* **REQUIREMENT**: How many lines hold the string "Données"? Reply with the number alone.

Begin DATA FOR THE TASK

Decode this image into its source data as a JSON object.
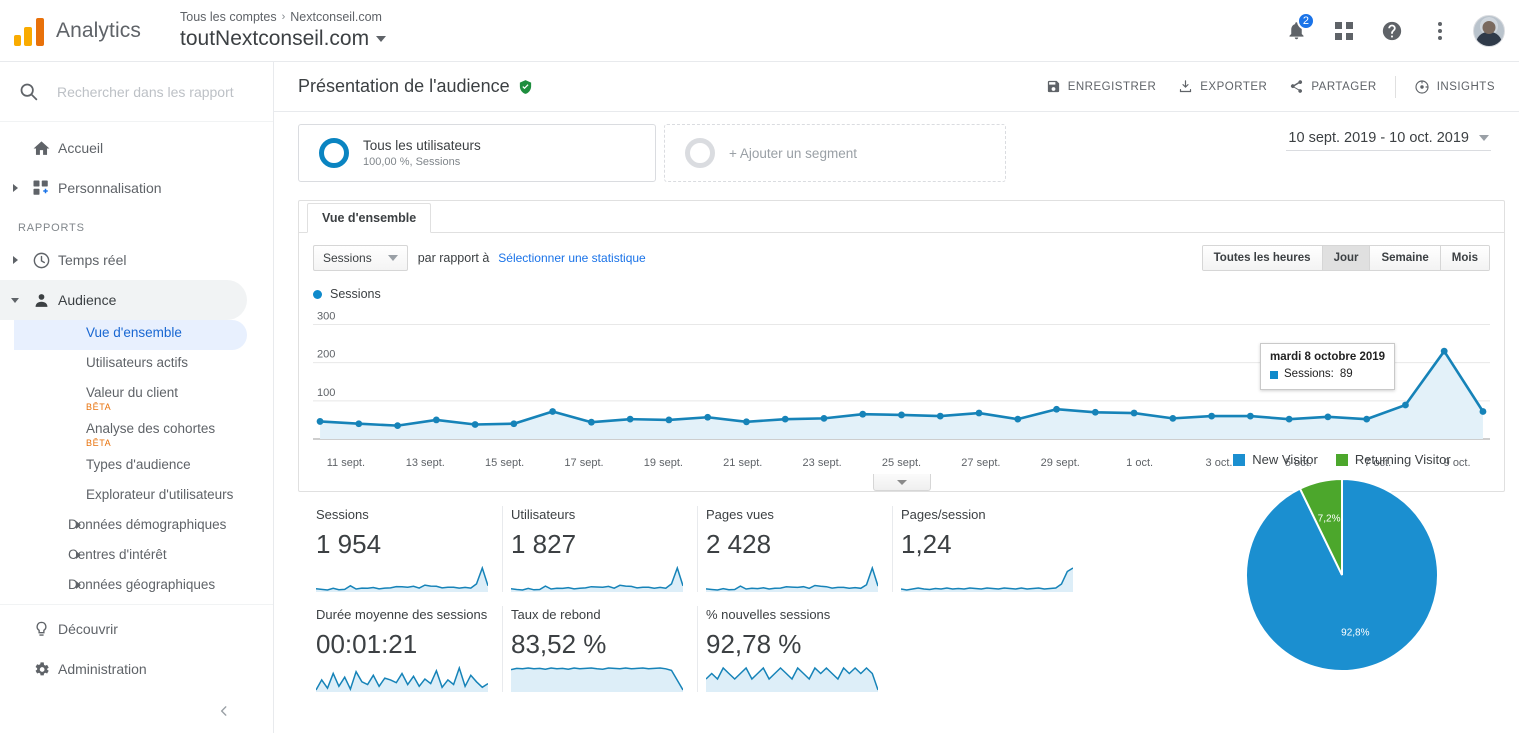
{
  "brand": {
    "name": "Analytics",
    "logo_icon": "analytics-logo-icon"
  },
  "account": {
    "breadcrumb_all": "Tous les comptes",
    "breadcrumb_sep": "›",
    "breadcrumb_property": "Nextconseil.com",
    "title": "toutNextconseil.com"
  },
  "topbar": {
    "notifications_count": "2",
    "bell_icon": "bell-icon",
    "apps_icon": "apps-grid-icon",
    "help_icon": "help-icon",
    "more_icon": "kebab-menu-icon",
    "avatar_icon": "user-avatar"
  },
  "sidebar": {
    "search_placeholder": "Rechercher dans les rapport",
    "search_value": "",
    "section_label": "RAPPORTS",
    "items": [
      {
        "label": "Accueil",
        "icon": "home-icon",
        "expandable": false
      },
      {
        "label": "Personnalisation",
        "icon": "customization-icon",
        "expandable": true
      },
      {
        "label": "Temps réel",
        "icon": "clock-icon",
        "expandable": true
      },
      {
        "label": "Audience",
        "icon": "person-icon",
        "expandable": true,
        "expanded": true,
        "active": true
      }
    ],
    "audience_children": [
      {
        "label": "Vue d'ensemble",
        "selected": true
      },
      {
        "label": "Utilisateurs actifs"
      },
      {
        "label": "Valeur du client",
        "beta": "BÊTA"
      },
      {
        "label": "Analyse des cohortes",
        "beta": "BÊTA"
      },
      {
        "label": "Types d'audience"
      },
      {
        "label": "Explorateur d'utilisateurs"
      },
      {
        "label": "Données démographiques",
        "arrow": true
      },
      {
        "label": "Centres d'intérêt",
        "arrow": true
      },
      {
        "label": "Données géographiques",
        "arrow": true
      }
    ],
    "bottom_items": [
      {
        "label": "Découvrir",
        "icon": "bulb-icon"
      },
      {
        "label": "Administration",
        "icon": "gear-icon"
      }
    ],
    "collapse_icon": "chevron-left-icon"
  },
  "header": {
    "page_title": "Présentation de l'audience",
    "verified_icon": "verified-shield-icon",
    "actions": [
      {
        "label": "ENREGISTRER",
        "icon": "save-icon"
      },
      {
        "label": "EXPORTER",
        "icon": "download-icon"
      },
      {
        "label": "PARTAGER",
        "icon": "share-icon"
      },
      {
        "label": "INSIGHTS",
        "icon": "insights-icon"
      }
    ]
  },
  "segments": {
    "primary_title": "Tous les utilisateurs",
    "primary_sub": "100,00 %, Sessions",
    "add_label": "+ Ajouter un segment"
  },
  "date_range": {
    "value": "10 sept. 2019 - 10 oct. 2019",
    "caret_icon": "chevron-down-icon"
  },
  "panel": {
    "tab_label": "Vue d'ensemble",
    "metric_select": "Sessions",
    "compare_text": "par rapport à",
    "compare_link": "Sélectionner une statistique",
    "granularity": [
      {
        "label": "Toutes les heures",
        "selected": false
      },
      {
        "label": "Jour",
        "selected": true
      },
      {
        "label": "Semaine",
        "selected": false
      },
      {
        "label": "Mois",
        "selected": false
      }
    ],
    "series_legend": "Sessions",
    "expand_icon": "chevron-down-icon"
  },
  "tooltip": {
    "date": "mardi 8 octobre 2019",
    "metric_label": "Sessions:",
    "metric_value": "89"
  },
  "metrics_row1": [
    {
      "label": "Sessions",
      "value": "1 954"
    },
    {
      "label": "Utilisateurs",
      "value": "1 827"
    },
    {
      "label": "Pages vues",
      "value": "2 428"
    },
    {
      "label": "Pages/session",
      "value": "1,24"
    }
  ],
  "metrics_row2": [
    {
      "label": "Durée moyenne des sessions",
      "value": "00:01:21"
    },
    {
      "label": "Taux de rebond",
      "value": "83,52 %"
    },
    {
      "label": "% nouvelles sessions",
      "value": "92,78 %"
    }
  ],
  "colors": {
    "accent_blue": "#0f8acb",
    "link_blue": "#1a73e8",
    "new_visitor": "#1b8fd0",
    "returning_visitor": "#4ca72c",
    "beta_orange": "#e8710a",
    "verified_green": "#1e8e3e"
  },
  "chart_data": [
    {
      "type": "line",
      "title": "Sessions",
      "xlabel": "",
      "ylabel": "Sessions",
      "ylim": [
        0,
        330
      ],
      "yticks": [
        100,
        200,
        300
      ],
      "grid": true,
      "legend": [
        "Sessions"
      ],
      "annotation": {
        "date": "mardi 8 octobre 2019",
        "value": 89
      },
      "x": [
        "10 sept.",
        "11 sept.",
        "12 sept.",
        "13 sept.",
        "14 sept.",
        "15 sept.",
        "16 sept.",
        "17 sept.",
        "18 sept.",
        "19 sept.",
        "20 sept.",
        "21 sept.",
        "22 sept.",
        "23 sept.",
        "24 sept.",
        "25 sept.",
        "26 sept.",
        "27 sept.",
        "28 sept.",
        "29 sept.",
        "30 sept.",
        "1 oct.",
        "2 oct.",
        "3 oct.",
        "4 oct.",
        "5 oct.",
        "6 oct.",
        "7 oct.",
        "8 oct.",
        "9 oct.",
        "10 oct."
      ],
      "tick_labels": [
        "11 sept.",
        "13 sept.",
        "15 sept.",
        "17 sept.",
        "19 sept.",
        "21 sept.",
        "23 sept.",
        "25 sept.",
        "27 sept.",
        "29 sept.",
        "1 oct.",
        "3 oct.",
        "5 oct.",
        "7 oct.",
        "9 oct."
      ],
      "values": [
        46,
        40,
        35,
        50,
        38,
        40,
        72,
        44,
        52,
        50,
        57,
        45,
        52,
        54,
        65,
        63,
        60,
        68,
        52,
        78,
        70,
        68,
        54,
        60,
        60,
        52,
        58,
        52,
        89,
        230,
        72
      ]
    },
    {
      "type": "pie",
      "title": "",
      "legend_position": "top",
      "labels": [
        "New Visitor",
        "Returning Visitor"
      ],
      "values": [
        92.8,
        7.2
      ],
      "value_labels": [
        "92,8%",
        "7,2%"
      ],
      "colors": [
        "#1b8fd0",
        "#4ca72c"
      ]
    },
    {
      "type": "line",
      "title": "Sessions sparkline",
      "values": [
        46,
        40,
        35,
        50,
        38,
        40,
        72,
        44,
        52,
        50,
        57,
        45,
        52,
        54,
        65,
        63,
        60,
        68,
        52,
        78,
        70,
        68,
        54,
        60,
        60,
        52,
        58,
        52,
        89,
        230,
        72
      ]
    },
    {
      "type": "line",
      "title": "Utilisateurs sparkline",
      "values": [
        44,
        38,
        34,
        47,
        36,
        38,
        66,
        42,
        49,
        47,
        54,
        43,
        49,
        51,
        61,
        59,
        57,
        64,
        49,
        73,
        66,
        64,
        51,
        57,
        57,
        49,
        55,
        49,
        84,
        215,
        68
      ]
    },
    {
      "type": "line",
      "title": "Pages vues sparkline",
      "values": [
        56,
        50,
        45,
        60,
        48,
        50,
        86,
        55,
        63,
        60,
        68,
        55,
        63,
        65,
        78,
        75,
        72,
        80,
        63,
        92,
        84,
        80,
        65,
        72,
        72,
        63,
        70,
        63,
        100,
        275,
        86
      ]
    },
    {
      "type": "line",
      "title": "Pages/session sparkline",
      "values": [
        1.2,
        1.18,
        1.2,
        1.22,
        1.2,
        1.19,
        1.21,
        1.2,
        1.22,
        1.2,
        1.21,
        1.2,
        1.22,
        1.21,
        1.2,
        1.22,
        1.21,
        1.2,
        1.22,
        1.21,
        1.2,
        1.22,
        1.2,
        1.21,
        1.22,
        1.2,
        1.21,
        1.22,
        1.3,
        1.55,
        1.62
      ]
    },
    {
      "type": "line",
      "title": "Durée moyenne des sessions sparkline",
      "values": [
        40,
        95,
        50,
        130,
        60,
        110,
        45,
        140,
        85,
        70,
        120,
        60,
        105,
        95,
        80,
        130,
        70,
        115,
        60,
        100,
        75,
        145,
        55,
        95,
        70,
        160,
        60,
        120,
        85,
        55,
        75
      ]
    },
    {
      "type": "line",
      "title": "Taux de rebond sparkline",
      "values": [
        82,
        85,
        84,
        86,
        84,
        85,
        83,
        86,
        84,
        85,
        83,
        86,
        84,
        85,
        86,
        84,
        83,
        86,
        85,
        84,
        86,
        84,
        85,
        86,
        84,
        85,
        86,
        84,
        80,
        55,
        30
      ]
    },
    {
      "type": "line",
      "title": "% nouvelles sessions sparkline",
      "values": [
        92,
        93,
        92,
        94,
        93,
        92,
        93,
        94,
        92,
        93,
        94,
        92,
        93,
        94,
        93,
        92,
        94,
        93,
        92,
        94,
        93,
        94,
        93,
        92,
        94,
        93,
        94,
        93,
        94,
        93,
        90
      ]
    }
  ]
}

End DATA FOR THE TASK

* **RESULT OF THE EXERCISE**: 2